▶ Given request
Return the records, each one exactly as written.

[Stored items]
━━━━━━━━

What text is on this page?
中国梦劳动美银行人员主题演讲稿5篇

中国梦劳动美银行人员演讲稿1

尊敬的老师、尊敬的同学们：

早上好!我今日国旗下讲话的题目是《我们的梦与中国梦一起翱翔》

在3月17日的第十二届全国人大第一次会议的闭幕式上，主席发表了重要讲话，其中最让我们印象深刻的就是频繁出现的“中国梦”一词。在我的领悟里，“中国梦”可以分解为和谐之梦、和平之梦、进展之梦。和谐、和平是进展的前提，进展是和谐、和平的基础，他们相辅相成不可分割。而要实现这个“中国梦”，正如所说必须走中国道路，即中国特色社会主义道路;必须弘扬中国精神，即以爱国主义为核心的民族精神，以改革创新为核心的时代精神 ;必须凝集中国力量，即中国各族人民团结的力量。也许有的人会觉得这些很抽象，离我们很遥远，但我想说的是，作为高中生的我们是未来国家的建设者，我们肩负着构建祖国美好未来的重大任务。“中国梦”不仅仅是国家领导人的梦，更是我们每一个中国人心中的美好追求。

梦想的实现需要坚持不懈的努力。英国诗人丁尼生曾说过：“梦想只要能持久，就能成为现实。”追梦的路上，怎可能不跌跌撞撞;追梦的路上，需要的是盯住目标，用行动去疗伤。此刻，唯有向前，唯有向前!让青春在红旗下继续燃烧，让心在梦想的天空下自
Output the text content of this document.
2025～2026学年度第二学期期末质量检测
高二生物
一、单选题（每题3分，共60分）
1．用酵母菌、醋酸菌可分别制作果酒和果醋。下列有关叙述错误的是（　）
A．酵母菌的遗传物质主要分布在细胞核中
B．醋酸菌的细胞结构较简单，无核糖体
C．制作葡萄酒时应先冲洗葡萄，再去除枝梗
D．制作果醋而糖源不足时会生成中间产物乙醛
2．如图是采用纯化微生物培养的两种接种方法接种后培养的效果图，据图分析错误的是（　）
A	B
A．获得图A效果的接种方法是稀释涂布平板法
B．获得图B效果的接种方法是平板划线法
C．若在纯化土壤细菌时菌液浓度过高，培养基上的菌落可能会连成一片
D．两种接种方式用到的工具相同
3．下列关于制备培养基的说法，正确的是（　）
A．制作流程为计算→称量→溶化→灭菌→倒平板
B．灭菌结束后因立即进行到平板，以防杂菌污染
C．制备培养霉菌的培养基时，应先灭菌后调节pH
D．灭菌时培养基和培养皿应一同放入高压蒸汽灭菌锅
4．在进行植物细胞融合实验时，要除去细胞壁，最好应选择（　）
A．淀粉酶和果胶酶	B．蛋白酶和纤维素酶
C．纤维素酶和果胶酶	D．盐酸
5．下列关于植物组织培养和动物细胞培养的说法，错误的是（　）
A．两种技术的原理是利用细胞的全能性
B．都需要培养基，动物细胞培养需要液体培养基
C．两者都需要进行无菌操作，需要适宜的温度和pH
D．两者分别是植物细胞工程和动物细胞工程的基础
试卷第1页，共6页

━━━━━━━━

▶ Answer to this task
What text is on this page?
中国梦劳动美银行人员主题演讲稿5篇

中国梦劳动美银行人员演讲稿1

尊敬的老师、尊敬的同学们：

早上好!我今日国旗下讲话的题目是《我们的梦与中国梦一起翱翔》

在3月17日的第十二届全国人大第一次会议的闭幕式上，主席发表了重要讲话，其中最让我们印象深刻的就是频繁出现的“中国梦”一词。在我的领悟里，“中国梦”可以分解为和谐之梦、和平之梦、进展之梦。和谐、和平是进展的前提，进展是和谐、和平的基础，他们相辅相成不可分割。而要实现这个“中国梦”，正如所说必须走中国道路，即中国特色社会主义道路;必须弘扬中国精神，即以爱国主义为核心的民族精神，以改革创新为核心的时代精神 ;必须凝集中国力量，即中国各族人民团结的力量。也许有的人会觉得这些很抽象，离我们很遥远，但我想说的是，作为高中生的我们是未来国家的建设者，我们肩负着构建祖国美好未来的重大任务。“中国梦”不仅仅是国家领导人的梦，更是我们每一个中国人心中的美好追求。

梦想的实现需要坚持不懈的努力。英国诗人丁尼生曾说过：“梦想只要能持久，就能成为现实。”追梦的路上，怎可能不跌跌撞撞;追梦的路上，需要的是盯住目标，用行动去疗伤。此刻，唯有向前，唯有向前!让青春在红旗下继续燃烧，让心在梦想的天空下自
Output the text content of this document.
2025～2026学年度第二学期期末质量检测
高二生物
一、单选题（每题3分，共60分）
1．用酵母菌、醋酸菌可分别制作果酒和果醋。下列有关叙述错误的是（　）
A．酵母菌的遗传物质主要分布在细胞核中
B．醋酸菌的细胞结构较简单，无核糖体
C．制作葡萄酒时应先冲洗葡萄，再去除枝梗
D．制作果醋而糖源不足时会生成中间产物乙醛
2．如图是采用纯化微生物培养的两种接种方法接种后培养的效果图，据图分析错误的是（　）
A	B
A．获得图A效果的接种方法是稀释涂布平板法
B．获得图B效果的接种方法是平板划线法
C．若在纯化土壤细菌时菌液浓度过高，培养基上的菌落可能会连成一片
D．两种接种方式用到的工具相同
3．下列关于制备培养基的说法，正确的是（　）
A．制作流程为计算→称量→溶化→灭菌→倒平板
B．灭菌结束后因立即进行到平板，以防杂菌污染
C．制备培养霉菌的培养基时，应先灭菌后调节pH
D．灭菌时培养基和培养皿应一同放入高压蒸汽灭菌锅
4．在进行植物细胞融合实验时，要除去细胞壁，最好应选择（　）
A．淀粉酶和果胶酶	B．蛋白酶和纤维素酶
C．纤维素酶和果胶酶	D．盐酸
5．下列关于植物组织培养和动物细胞培养的说法，错误的是（　）
A．两种技术的原理是利用细胞的全能性
B．都需要培养基，动物细胞培养需要液体培养基
C．两者都需要进行无菌操作，需要适宜的温度和pH
D．两者分别是植物细胞工程和动物细胞工程的基础
试卷第1页，共6页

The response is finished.